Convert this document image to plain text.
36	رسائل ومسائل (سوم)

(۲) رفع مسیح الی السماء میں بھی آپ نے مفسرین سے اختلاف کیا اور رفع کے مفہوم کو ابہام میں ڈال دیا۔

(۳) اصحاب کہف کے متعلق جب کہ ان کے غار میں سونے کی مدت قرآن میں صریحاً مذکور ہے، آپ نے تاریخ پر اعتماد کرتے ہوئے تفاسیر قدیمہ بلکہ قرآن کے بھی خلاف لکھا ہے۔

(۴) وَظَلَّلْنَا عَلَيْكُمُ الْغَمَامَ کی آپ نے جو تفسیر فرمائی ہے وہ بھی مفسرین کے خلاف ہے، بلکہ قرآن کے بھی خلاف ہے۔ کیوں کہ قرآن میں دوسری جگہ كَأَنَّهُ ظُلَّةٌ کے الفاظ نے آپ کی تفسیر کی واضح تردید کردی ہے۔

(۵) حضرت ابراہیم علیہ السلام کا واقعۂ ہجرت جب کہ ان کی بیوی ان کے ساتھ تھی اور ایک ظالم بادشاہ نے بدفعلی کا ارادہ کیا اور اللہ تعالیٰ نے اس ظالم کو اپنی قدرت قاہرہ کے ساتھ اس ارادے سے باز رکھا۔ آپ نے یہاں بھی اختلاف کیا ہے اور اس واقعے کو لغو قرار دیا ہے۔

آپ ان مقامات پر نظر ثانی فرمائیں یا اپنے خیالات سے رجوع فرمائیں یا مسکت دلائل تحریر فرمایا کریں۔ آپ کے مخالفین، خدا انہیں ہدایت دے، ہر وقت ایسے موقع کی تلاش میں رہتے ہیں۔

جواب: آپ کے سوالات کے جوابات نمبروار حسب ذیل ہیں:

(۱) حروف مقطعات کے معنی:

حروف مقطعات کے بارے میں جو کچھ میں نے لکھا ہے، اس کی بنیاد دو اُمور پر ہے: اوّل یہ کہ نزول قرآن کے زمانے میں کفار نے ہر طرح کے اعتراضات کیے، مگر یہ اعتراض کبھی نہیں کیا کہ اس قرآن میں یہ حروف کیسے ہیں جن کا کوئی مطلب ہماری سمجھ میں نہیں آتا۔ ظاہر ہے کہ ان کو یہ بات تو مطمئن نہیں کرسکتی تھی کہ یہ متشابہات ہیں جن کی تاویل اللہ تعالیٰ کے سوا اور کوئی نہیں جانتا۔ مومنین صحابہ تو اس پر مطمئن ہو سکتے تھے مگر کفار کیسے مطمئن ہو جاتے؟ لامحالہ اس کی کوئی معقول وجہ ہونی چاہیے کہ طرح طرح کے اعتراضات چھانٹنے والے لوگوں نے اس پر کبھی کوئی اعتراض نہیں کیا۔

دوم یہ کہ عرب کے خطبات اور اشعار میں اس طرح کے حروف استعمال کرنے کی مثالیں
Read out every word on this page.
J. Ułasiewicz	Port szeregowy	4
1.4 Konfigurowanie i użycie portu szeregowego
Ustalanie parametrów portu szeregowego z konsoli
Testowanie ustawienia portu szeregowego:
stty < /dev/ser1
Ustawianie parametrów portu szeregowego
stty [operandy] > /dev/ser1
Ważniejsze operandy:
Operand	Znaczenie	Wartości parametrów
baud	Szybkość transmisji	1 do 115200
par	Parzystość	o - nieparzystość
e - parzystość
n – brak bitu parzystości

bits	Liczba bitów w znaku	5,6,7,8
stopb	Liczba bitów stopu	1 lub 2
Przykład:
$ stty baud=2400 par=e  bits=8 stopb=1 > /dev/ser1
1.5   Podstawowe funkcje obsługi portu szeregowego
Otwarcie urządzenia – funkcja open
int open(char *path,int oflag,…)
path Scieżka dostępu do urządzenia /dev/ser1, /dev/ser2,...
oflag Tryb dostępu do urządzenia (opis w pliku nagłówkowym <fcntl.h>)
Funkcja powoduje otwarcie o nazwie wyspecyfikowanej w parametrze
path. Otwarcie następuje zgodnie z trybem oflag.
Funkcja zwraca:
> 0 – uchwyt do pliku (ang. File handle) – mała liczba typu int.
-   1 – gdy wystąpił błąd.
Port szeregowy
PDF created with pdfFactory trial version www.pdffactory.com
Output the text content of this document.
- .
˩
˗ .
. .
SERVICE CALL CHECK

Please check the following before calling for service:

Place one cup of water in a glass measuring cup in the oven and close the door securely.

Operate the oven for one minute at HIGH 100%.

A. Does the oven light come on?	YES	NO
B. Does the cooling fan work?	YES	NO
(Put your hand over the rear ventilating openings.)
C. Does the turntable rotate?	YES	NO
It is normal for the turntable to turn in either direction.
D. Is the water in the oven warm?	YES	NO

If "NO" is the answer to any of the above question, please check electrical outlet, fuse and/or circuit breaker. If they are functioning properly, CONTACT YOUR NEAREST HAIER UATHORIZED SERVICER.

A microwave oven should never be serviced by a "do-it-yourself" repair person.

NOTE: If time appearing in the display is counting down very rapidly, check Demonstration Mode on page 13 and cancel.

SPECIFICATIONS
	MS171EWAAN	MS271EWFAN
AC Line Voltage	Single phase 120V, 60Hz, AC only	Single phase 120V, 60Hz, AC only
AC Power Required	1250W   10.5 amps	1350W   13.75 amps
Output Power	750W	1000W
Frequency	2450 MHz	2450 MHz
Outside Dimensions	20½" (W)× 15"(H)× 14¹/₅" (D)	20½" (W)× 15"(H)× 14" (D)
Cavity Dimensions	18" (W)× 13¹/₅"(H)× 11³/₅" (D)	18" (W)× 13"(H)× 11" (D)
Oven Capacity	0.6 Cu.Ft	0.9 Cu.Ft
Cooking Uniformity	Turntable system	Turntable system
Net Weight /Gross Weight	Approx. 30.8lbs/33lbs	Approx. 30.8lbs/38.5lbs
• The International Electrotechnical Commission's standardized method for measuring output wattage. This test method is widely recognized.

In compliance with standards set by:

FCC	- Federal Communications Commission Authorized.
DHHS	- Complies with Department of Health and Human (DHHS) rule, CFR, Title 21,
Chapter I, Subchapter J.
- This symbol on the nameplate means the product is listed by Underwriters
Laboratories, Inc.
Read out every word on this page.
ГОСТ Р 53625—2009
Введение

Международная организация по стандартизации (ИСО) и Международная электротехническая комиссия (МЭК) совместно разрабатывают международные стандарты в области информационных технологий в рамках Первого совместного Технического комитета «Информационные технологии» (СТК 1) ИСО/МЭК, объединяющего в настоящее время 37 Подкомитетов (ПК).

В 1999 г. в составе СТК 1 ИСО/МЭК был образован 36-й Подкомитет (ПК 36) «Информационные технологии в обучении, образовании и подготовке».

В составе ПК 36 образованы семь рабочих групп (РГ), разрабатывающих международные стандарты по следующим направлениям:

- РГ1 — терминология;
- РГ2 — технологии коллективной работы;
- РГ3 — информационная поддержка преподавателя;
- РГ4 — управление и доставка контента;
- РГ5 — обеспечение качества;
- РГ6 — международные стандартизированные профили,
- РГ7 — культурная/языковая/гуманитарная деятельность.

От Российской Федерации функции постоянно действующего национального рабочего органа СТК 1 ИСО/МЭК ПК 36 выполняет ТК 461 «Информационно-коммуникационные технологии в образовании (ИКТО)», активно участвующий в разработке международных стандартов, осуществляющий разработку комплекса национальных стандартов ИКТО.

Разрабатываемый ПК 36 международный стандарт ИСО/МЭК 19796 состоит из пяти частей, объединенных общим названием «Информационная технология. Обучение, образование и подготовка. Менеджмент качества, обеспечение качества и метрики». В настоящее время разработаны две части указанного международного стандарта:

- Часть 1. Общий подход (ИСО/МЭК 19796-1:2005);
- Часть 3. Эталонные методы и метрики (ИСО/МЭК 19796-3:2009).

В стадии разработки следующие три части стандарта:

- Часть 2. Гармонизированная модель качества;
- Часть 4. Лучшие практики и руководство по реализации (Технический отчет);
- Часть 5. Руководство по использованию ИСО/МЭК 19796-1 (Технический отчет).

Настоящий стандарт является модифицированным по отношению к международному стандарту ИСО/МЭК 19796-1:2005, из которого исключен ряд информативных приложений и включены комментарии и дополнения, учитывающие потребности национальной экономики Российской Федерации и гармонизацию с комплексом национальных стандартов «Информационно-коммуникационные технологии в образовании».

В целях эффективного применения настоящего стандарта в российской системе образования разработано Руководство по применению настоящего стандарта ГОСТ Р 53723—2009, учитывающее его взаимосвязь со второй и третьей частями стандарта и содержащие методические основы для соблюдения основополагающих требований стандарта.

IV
• • •
→ WHAT NEEDS TO BE DONE
Return every line above in which the string "Технический" occurs.

→ EXERCISE RESPONSE
- Часть 4. Лучшие практики и руководство по реализации (Технический отчет);
- Часть 5. Руководство по использованию ИСО/МЭК 19796-1 (Технический отчет).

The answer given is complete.